__WHAT NEEDS TO BE DONE__:
In the entries below, count every line with the word "objekt". Return only the count.

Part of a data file
**********

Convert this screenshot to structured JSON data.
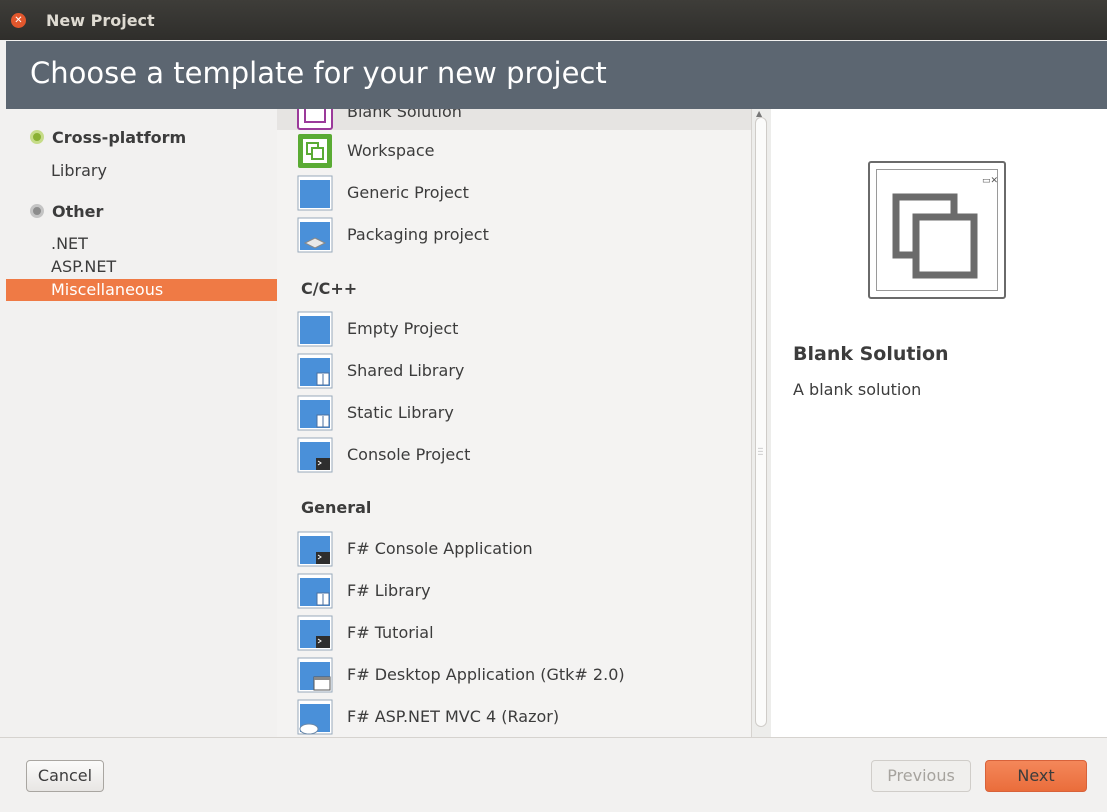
{
  "window": {
    "title": "New Project"
  },
  "banner": {
    "heading": "Choose a template for your new project"
  },
  "categories": {
    "groups": [
      {
        "label": "Cross-platform",
        "items": [
          "Library"
        ]
      },
      {
        "label": "Other",
        "items": [
          ".NET",
          "ASP.NET",
          "Miscellaneous"
        ]
      }
    ],
    "selected": "Miscellaneous"
  },
  "templates": {
    "top_items": [
      {
        "label": "Blank Solution",
        "icon": "blank-solution-icon"
      },
      {
        "label": "Workspace",
        "icon": "workspace-icon"
      },
      {
        "label": "Generic Project",
        "icon": "project-icon"
      },
      {
        "label": "Packaging project",
        "icon": "packaging-icon"
      }
    ],
    "sections": [
      {
        "label": "C/C++",
        "items": [
          {
            "label": "Empty Project",
            "icon": "project-icon"
          },
          {
            "label": "Shared Library",
            "icon": "library-icon"
          },
          {
            "label": "Static Library",
            "icon": "library-icon"
          },
          {
            "label": "Console Project",
            "icon": "console-icon"
          }
        ]
      },
      {
        "label": "General",
        "items": [
          {
            "label": "F# Console Application",
            "icon": "console-icon"
          },
          {
            "label": "F# Library",
            "icon": "library-icon"
          },
          {
            "label": "F# Tutorial",
            "icon": "console-icon"
          },
          {
            "label": "F# Desktop Application (Gtk# 2.0)",
            "icon": "desktop-app-icon"
          },
          {
            "label": "F# ASP.NET MVC 4 (Razor)",
            "icon": "web-icon"
          }
        ]
      }
    ]
  },
  "preview": {
    "title": "Blank Solution",
    "description": "A blank solution"
  },
  "footer": {
    "cancel_label": "Cancel",
    "previous_label": "Previous",
    "next_label": "Next"
  },
  "colors": {
    "accent": "#ef7a45",
    "banner": "#5c6671",
    "titlebar": "#3b3a36",
    "icon_blue": "#4a90d9"
  }
}
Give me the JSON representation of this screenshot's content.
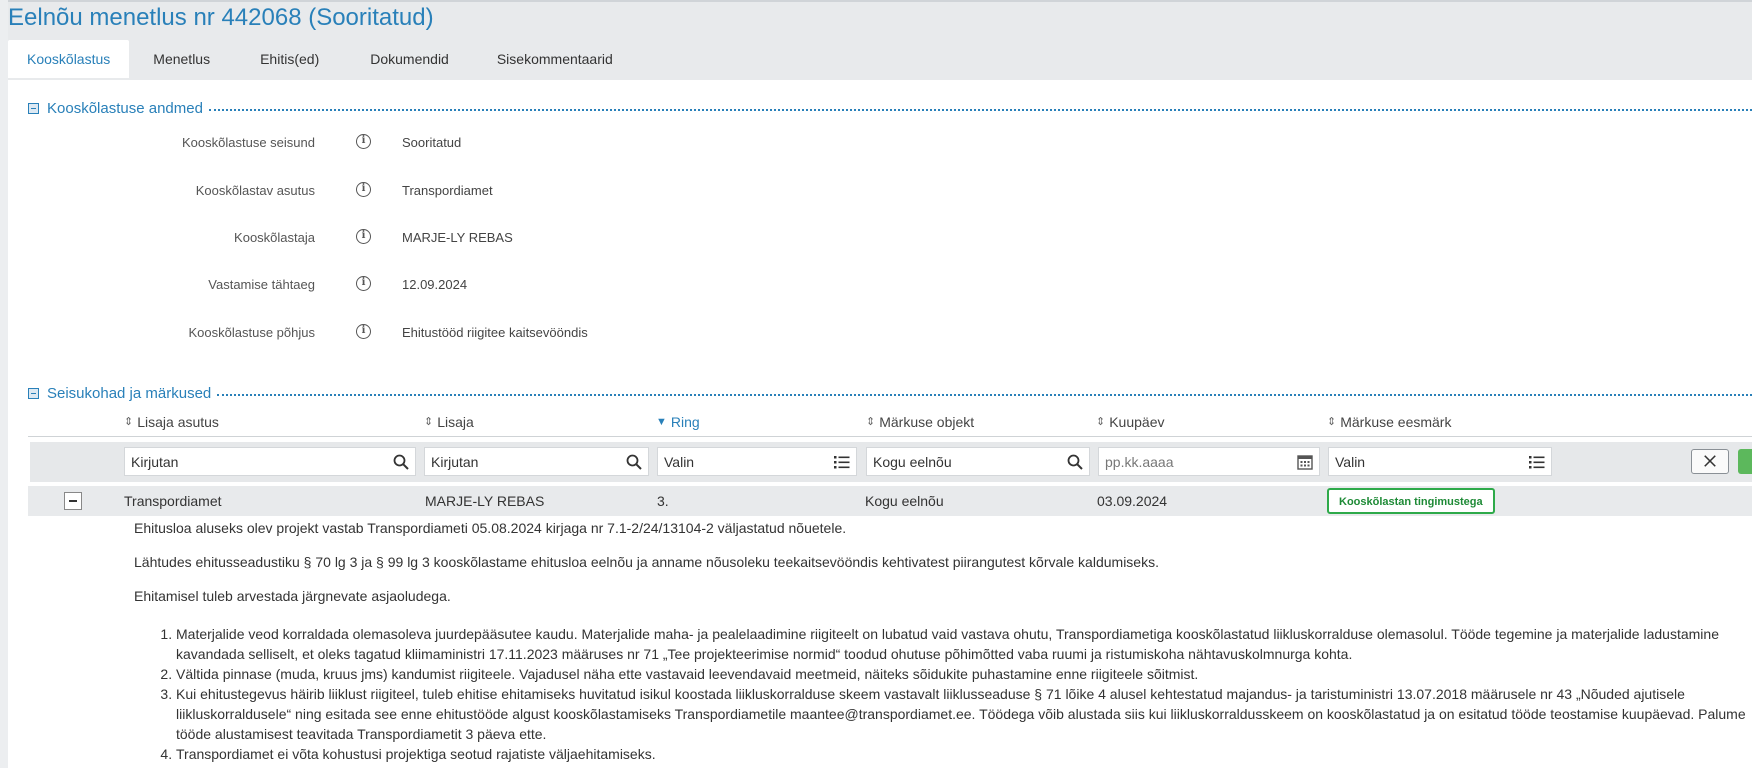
{
  "page": {
    "title": "Eelnõu menetlus nr 442068 (Sooritatud)"
  },
  "tabs": [
    {
      "label": "Kooskõlastus"
    },
    {
      "label": "Menetlus"
    },
    {
      "label": "Ehitis(ed)"
    },
    {
      "label": "Dokumendid"
    },
    {
      "label": "Sisekommentaarid"
    }
  ],
  "section1": {
    "title": "Kooskõlastuse andmed",
    "fields": [
      {
        "label": "Kooskõlastuse seisund",
        "value": "Sooritatud"
      },
      {
        "label": "Kooskõlastav asutus",
        "value": "Transpordiamet"
      },
      {
        "label": "Kooskõlastaja",
        "value": "MARJE-LY REBAS"
      },
      {
        "label": "Vastamise tähtaeg",
        "value": "12.09.2024"
      },
      {
        "label": "Kooskõlastuse põhjus",
        "value": "Ehitustööd riigitee kaitsevööndis"
      }
    ]
  },
  "section2": {
    "title": "Seisukohad ja märkused",
    "columns": [
      {
        "label": "Lisaja asutus",
        "sort": "both"
      },
      {
        "label": "Lisaja",
        "sort": "both"
      },
      {
        "label": "Ring",
        "sort": "desc"
      },
      {
        "label": "Märkuse objekt",
        "sort": "both"
      },
      {
        "label": "Kuupäev",
        "sort": "both"
      },
      {
        "label": "Märkuse eesmärk",
        "sort": "both"
      }
    ],
    "filters": [
      {
        "value": "Kirjutan",
        "placeholder": "",
        "icon": "search-icon"
      },
      {
        "value": "Kirjutan",
        "placeholder": "",
        "icon": "search-icon"
      },
      {
        "value": "Valin",
        "placeholder": "",
        "icon": "list-icon"
      },
      {
        "value": "Kogu eelnõu",
        "placeholder": "",
        "icon": "search-icon"
      },
      {
        "value": "",
        "placeholder": "pp.kk.aaaa",
        "icon": "calendar-icon"
      },
      {
        "value": "Valin",
        "placeholder": "",
        "icon": "list-icon"
      }
    ],
    "row": {
      "asutus": "Transpordiamet",
      "lisaja": "MARJE-LY REBAS",
      "ring": "3.",
      "objekt": "Kogu eelnõu",
      "kuupaev": "03.09.2024",
      "eesmark": "Kooskõlastan tingimustega"
    },
    "detail": {
      "p1": "Ehitusloa aluseks olev projekt vastab Transpordiameti 05.08.2024 kirjaga nr 7.1-2/24/13104-2 väljastatud nõuetele.",
      "p2": "Lähtudes ehitusseadustiku § 70 lg 3 ja § 99 lg 3 kooskõlastame ehitusloa eelnõu ja anname nõusoleku teekaitsevööndis kehtivatest piirangutest kõrvale kaldumiseks.",
      "p3": "Ehitamisel tuleb arvestada järgnevate asjaoludega.",
      "items": [
        "Materjalide veod korraldada olemasoleva juurdepääsutee kaudu. Materjalide maha- ja pealelaadimine riigiteelt on lubatud vaid vastava ohutu, Transpordiametiga kooskõlastatud liikluskorralduse olemasolul. Tööde tegemine ja materjalide ladustamine kavandada selliselt, et oleks tagatud kliimaministri 17.11.2023 määruses nr 71 „Tee projekteerimise normid“ toodud ohutuse põhimõtted vaba ruumi ja ristumiskoha nähtavuskolmnurga kohta.",
        "Vältida pinnase (muda, kruus jms) kandumist riigiteele. Vajadusel näha ette vastavaid leevendavaid meetmeid, näiteks sõidukite puhastamine enne riigiteele sõitmist.",
        "Kui ehitustegevus häirib liiklust riigiteel, tuleb ehitise ehitamiseks huvitatud isikul koostada liikluskorralduse skeem vastavalt liiklusseaduse § 71 lõike 4 alusel kehtestatud majandus- ja taristuministri 13.07.2018 määrusele nr 43 „Nõuded ajutisele liikluskorraldusele“ ning esitada see enne ehitustööde algust kooskõlastamiseks Transpordiametile maantee@transpordiamet.ee. Töödega võib alustada siis kui liikluskorraldusskeem on kooskõlastatud ja on esitatud tööde teostamise kuupäevad. Palume tööde alustamisest teavitada Transpordiametit 3 päeva ette.",
        "Transpordiamet ei võta kohustusi projektiga seotud rajatiste väljaehitamiseks."
      ]
    }
  },
  "colors": {
    "accent": "#2980b9",
    "badge_green": "#2eaa4a",
    "band_gray": "#e8eaec"
  }
}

**********

__RESULT__:
2